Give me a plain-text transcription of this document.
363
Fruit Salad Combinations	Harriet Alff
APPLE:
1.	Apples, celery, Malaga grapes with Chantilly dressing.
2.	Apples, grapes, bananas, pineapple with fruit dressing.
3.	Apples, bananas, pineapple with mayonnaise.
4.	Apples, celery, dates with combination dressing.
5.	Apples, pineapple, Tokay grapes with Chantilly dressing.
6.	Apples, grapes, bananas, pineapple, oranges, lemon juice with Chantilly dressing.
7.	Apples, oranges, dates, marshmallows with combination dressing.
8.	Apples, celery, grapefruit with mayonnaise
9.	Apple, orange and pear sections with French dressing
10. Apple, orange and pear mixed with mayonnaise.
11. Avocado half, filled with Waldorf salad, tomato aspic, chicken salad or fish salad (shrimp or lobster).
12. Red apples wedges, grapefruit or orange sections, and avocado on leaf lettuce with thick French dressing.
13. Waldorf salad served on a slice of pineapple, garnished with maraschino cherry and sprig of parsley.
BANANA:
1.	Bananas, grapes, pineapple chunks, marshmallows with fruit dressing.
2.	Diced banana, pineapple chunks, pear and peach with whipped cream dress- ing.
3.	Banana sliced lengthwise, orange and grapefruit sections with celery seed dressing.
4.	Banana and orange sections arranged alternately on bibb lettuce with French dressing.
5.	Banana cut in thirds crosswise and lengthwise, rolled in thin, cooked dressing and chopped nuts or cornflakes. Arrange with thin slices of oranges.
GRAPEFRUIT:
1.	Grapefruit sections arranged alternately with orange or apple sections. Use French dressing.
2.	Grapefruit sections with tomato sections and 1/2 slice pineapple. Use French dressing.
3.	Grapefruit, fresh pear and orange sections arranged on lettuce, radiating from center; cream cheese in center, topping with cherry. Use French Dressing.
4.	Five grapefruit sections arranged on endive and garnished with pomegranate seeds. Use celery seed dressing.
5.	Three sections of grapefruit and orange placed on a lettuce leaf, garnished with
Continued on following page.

==================================================

For each line in the data above that contains the string "pear", extract the line.

* _RESPONSE_:
9.	Apple, orange and pear sections with French dressing
10. Apple, orange and pear mixed with mayonnaise.
2.	Diced banana, pineapple chunks, pear and peach with whipped cream dress- ing.
3.	Grapefruit, fresh pear and orange sections arranged on lettuce, radiating from center; cream cheese in center, topping with cherry. Use French Dressing.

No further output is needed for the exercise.